• _Exercise details_
Go through the listing below and gather every line with the word "BRANDAN".

[Recorded data]
+++

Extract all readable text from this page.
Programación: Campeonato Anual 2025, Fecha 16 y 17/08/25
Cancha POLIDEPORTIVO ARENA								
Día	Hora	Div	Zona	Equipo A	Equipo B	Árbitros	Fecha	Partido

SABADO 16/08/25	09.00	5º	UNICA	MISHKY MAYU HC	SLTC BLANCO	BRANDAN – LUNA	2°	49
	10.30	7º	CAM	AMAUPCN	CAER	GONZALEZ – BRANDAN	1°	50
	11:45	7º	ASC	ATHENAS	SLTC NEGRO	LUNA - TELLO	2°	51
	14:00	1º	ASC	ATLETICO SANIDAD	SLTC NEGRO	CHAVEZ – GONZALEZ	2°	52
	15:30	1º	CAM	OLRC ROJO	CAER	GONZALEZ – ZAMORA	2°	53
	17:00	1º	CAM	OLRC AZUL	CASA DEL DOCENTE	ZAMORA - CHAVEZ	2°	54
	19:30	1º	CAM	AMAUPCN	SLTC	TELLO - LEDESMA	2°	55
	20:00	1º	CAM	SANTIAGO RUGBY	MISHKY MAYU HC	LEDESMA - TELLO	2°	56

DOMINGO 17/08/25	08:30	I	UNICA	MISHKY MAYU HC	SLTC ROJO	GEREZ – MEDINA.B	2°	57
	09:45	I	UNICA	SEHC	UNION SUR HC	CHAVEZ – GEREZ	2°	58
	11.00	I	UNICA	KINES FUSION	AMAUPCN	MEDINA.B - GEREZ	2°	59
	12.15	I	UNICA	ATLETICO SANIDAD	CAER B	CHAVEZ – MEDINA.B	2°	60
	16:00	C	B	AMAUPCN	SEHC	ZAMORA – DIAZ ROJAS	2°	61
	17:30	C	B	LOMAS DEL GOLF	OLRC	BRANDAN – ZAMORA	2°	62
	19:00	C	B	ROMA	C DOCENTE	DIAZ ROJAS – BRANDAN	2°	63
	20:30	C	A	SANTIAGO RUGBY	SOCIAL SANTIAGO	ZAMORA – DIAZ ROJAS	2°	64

+++

• _Answer to this task_
SABADO 16/08/25	09.00	5º	UNICA	MISHKY MAYU HC	SLTC BLANCO	BRANDAN – LUNA	2°	49
	10.30	7º	CAM	AMAUPCN	CAER	GONZALEZ – BRANDAN	1°	50
	17:30	C	B	LOMAS DEL GOLF	OLRC	BRANDAN – ZAMORA	2°	62
	19:00	C	B	ROMA	C DOCENTE	DIAZ ROJAS – BRANDAN	2°	63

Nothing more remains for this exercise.